◆ **Task statement**: Your task is to repeat all of the material exactly.

______

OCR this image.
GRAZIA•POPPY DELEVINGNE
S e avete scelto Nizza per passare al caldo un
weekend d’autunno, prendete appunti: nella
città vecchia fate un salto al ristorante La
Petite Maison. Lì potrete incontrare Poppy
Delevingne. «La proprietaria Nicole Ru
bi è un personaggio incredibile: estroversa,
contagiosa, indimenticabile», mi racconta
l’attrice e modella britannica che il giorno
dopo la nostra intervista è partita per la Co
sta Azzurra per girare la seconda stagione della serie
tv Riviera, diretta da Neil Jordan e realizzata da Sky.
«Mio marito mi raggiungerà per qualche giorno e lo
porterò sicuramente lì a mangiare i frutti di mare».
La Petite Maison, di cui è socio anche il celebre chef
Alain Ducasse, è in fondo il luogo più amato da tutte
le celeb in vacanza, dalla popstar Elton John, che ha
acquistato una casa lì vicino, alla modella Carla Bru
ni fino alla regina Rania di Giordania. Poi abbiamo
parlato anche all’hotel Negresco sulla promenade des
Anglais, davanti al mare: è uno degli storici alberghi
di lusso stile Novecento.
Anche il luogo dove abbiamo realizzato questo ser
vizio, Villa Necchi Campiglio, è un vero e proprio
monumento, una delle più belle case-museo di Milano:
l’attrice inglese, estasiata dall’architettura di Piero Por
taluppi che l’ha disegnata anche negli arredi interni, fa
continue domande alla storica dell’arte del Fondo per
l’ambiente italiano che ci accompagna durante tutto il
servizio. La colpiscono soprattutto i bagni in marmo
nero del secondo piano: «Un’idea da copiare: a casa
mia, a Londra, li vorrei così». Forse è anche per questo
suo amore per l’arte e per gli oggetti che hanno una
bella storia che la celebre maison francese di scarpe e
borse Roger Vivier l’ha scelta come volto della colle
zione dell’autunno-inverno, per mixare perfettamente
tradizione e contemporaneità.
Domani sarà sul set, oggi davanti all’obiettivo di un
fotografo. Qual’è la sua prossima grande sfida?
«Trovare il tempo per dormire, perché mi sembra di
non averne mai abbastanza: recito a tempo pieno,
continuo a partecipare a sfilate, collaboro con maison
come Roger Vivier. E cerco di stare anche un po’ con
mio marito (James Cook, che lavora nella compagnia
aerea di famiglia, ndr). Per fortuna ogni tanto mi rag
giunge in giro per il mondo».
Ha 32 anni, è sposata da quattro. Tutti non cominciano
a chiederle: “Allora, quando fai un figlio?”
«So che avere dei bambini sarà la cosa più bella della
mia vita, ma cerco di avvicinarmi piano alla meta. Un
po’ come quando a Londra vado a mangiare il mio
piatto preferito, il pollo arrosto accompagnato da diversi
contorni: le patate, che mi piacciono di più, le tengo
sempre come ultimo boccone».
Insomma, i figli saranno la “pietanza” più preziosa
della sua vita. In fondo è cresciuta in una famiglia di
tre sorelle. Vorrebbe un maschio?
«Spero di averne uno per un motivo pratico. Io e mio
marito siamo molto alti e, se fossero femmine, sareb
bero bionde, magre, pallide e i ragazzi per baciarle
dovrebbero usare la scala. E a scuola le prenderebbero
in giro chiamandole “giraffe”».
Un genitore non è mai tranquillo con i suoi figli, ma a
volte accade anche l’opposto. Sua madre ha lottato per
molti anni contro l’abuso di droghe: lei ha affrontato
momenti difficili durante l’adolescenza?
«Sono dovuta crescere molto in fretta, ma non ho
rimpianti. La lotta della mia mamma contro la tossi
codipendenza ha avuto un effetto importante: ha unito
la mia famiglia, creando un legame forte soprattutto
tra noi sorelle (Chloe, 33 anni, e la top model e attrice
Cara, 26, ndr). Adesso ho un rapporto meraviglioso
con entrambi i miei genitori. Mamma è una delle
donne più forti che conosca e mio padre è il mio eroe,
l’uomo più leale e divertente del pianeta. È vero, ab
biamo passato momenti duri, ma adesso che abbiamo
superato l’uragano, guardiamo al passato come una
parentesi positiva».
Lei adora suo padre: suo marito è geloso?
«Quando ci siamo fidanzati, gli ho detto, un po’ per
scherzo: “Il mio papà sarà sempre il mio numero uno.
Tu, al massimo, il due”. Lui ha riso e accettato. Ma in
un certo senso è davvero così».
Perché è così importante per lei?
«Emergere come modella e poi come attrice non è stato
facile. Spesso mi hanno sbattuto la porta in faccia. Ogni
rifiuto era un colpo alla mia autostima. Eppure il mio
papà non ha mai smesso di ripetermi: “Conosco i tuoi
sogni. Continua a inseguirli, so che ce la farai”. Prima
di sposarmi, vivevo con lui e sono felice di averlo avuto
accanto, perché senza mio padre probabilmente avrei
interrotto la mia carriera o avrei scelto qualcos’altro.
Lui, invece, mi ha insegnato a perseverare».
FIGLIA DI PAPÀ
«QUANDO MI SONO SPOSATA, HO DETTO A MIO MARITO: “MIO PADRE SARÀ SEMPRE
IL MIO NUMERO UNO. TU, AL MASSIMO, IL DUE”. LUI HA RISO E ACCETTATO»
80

______

◆ **Written solution**:
OCR this image.
GRAZIA•POPPY DELEVINGNE
S e avete scelto Nizza per passare al caldo un
weekend d’autunno, prendete appunti: nella
città vecchia fate un salto al ristorante La
Petite Maison. Lì potrete incontrare Poppy
Delevingne. «La proprietaria Nicole Ru
bi è un personaggio incredibile: estroversa,
contagiosa, indimenticabile», mi racconta
l’attrice e modella britannica che il giorno
dopo la nostra intervista è partita per la Co
sta Azzurra per girare la seconda stagione della serie
tv Riviera, diretta da Neil Jordan e realizzata da Sky.
«Mio marito mi raggiungerà per qualche giorno e lo
porterò sicuramente lì a mangiare i frutti di mare».
La Petite Maison, di cui è socio anche il celebre chef
Alain Ducasse, è in fondo il luogo più amato da tutte
le celeb in vacanza, dalla popstar Elton John, che ha
acquistato una casa lì vicino, alla modella Carla Bru
ni fino alla regina Rania di Giordania. Poi abbiamo
parlato anche all’hotel Negresco sulla promenade des
Anglais, davanti al mare: è uno degli storici alberghi
di lusso stile Novecento.
Anche il luogo dove abbiamo realizzato questo ser
vizio, Villa Necchi Campiglio, è un vero e proprio
monumento, una delle più belle case-museo di Milano:
l’attrice inglese, estasiata dall’architettura di Piero Por
taluppi che l’ha disegnata anche negli arredi interni, fa
continue domande alla storica dell’arte del Fondo per
l’ambiente italiano che ci accompagna durante tutto il
servizio. La colpiscono soprattutto i bagni in marmo
nero del secondo piano: «Un’idea da copiare: a casa
mia, a Londra, li vorrei così». Forse è anche per questo
suo amore per l’arte e per gli oggetti che hanno una
bella storia che la celebre maison francese di scarpe e
borse Roger Vivier l’ha scelta come volto della colle
zione dell’autunno-inverno, per mixare perfettamente
tradizione e contemporaneità.
Domani sarà sul set, oggi davanti all’obiettivo di un
fotografo. Qual’è la sua prossima grande sfida?
«Trovare il tempo per dormire, perché mi sembra di
non averne mai abbastanza: recito a tempo pieno,
continuo a partecipare a sfilate, collaboro con maison
come Roger Vivier. E cerco di stare anche un po’ con
mio marito (James Cook, che lavora nella compagnia
aerea di famiglia, ndr). Per fortuna ogni tanto mi rag
giunge in giro per il mondo».
Ha 32 anni, è sposata da quattro. Tutti non cominciano
a chiederle: “Allora, quando fai un figlio?”
«So che avere dei bambini sarà la cosa più bella della
mia vita, ma cerco di avvicinarmi piano alla meta. Un
po’ come quando a Londra vado a mangiare il mio
piatto preferito, il pollo arrosto accompagnato da diversi
contorni: le patate, che mi piacciono di più, le tengo
sempre come ultimo boccone».
Insomma, i figli saranno la “pietanza” più preziosa
della sua vita. In fondo è cresciuta in una famiglia di
tre sorelle. Vorrebbe un maschio?
«Spero di averne uno per un motivo pratico. Io e mio
marito siamo molto alti e, se fossero femmine, sareb
bero bionde, magre, pallide e i ragazzi per baciarle
dovrebbero usare la scala. E a scuola le prenderebbero
in giro chiamandole “giraffe”».
Un genitore non è mai tranquillo con i suoi figli, ma a
volte accade anche l’opposto. Sua madre ha lottato per
molti anni contro l’abuso di droghe: lei ha affrontato
momenti difficili durante l’adolescenza?
«Sono dovuta crescere molto in fretta, ma non ho
rimpianti. La lotta della mia mamma contro la tossi
codipendenza ha avuto un effetto importante: ha unito
la mia famiglia, creando un legame forte soprattutto
tra noi sorelle (Chloe, 33 anni, e la top model e attrice
Cara, 26, ndr). Adesso ho un rapporto meraviglioso
con entrambi i miei genitori. Mamma è una delle
donne più forti che conosca e mio padre è il mio eroe,
l’uomo più leale e divertente del pianeta. È vero, ab
biamo passato momenti duri, ma adesso che abbiamo
superato l’uragano, guardiamo al passato come una
parentesi positiva».
Lei adora suo padre: suo marito è geloso?
«Quando ci siamo fidanzati, gli ho detto, un po’ per
scherzo: “Il mio papà sarà sempre il mio numero uno.
Tu, al massimo, il due”. Lui ha riso e accettato. Ma in
un certo senso è davvero così».
Perché è così importante per lei?
«Emergere come modella e poi come attrice non è stato
facile. Spesso mi hanno sbattuto la porta in faccia. Ogni
rifiuto era un colpo alla mia autostima. Eppure il mio
papà non ha mai smesso di ripetermi: “Conosco i tuoi
sogni. Continua a inseguirli, so che ce la farai”. Prima
di sposarmi, vivevo con lui e sono felice di averlo avuto
accanto, perché senza mio padre probabilmente avrei
interrotto la mia carriera o avrei scelto qualcos’altro.
Lui, invece, mi ha insegnato a perseverare».
FIGLIA DI PAPÀ
«QUANDO MI SONO SPOSATA, HO DETTO A MIO MARITO: “MIO PADRE SARÀ SEMPRE
IL MIO NUMERO UNO. TU, AL MASSIMO, IL DUE”. LUI HA RISO E ACCETTATO»
80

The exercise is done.